### Your task
Go through the material and pull out every line with the string "Activities" in it.

Structured figure records
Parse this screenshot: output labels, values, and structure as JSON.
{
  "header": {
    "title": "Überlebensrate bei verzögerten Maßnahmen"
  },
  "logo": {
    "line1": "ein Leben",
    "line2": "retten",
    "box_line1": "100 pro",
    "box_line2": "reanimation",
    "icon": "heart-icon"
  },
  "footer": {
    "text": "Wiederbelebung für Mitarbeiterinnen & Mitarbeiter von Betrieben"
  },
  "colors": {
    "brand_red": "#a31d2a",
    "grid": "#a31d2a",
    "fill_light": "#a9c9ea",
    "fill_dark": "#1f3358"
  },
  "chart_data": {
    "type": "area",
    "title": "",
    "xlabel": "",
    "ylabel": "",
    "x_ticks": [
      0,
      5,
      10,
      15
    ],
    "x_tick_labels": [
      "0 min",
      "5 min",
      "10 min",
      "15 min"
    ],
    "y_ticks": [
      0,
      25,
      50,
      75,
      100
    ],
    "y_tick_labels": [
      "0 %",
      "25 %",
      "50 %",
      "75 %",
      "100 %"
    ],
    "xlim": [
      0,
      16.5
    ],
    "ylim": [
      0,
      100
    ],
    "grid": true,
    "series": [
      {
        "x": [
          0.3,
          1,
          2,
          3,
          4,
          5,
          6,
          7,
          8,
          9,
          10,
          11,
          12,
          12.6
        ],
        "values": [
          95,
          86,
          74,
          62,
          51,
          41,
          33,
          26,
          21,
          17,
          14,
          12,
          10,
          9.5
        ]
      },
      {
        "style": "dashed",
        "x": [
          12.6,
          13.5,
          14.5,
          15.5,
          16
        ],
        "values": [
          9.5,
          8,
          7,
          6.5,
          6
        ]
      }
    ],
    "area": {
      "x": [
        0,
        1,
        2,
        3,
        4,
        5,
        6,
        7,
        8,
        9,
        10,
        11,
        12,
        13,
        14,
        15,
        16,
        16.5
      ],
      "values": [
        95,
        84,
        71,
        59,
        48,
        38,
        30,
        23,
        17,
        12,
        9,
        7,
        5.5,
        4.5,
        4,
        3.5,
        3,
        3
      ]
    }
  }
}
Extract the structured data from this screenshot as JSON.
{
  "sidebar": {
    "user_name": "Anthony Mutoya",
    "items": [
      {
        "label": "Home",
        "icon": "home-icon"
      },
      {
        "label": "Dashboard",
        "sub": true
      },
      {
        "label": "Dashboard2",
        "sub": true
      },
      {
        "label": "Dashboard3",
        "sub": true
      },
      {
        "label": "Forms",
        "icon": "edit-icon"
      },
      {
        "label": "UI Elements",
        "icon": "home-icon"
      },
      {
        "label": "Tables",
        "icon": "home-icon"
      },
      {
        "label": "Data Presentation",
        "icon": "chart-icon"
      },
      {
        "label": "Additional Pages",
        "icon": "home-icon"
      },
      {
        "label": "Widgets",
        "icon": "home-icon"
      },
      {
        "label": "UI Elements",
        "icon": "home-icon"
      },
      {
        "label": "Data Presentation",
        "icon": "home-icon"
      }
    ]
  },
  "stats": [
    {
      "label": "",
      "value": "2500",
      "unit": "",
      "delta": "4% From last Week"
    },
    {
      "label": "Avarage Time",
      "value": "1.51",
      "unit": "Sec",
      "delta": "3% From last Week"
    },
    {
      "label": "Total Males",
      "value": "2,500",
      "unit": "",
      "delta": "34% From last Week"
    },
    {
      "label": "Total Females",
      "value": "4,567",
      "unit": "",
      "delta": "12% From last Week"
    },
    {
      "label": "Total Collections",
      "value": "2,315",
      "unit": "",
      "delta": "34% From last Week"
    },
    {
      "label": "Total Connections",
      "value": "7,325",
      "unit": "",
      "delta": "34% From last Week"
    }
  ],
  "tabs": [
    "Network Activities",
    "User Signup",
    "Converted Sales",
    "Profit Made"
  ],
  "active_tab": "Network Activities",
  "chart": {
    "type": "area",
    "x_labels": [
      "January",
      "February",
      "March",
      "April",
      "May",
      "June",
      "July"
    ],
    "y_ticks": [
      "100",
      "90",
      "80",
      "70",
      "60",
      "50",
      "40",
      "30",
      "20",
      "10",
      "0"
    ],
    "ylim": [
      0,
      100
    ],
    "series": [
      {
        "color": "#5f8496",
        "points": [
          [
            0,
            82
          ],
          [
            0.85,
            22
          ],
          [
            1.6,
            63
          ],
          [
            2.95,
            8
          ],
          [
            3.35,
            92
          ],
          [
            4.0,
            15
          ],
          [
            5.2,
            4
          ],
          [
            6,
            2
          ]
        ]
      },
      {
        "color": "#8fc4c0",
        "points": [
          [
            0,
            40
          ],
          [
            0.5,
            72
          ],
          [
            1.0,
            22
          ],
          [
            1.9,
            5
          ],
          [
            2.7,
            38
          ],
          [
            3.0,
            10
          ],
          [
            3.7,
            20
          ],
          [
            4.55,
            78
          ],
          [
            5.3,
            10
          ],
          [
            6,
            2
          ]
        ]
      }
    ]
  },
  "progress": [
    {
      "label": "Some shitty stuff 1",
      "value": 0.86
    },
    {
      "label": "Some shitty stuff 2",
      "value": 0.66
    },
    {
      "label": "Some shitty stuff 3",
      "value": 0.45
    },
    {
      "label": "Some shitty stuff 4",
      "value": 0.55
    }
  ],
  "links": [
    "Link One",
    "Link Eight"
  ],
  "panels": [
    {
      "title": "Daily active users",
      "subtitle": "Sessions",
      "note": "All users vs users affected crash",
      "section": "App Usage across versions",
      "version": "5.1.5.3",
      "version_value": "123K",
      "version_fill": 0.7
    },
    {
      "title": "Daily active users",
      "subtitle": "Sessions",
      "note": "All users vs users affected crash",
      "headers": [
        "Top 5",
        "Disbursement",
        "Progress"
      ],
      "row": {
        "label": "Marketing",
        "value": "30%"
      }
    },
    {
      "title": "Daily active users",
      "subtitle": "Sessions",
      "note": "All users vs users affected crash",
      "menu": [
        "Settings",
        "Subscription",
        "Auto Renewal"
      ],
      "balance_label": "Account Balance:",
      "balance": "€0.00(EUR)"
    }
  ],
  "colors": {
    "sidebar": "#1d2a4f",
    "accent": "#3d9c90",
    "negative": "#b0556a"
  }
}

### Solution
    "Network Activities",
  "active_tab": "Network Activities",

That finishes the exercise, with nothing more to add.